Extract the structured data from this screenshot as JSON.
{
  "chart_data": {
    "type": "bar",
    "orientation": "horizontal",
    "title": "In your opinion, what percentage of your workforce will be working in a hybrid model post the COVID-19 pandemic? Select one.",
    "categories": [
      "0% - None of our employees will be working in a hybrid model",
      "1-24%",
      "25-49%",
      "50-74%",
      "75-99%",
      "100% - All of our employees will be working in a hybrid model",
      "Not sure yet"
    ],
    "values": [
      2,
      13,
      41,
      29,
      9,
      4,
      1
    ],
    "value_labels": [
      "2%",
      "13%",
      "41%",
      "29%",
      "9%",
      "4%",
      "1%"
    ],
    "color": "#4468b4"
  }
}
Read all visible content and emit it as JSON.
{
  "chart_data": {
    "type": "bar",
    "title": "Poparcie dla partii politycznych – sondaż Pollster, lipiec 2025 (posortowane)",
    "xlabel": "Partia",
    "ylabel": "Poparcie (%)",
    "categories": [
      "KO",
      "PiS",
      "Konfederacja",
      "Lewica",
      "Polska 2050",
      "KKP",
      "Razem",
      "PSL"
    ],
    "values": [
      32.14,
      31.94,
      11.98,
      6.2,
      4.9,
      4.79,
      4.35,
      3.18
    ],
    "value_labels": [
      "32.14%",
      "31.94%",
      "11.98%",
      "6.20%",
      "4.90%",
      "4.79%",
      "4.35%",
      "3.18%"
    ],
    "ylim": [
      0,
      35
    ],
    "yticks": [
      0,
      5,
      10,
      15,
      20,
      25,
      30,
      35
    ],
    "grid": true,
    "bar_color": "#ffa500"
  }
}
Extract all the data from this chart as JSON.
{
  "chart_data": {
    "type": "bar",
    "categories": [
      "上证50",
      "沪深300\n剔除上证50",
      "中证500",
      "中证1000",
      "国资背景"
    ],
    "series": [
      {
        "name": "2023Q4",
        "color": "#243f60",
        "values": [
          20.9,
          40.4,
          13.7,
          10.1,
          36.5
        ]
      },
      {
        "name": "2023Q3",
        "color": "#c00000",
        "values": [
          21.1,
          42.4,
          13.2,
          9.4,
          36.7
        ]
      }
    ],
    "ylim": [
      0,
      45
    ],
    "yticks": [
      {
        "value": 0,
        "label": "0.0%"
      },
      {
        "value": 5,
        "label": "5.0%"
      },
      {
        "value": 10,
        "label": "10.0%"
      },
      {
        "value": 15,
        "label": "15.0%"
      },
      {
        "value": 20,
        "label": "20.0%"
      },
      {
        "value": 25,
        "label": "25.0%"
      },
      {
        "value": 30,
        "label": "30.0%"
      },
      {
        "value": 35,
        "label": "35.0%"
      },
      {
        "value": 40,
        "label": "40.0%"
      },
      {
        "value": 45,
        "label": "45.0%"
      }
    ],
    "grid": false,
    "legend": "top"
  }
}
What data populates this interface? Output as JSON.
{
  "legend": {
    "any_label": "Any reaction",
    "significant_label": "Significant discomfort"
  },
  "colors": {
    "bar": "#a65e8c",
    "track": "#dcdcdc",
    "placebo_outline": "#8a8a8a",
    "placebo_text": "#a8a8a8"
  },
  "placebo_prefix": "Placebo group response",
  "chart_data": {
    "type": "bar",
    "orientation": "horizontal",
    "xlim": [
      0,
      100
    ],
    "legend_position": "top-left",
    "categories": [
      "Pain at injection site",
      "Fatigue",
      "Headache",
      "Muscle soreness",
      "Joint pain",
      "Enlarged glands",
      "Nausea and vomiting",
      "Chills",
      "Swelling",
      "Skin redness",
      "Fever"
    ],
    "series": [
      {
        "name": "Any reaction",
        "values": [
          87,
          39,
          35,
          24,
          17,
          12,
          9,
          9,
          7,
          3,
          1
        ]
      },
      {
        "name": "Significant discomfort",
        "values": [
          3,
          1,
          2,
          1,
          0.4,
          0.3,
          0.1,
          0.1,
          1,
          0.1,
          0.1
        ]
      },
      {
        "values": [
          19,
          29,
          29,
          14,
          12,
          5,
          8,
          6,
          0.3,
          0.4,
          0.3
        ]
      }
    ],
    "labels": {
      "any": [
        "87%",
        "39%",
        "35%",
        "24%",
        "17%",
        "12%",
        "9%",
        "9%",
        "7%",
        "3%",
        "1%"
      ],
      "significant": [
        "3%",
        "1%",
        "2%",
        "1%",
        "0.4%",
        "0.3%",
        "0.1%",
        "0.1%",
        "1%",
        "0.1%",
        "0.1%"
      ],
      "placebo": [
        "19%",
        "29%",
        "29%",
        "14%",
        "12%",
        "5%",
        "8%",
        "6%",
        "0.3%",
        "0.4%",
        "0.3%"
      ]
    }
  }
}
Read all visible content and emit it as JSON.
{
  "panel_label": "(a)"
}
- - -
## Direction
Select the lines in this material that hold the word "name", leaving none out.

## Task result
        "name": "2023Q4",
        "name": "2023Q3",
        "name": "Any reaction",
        "name": "Significant discomfort",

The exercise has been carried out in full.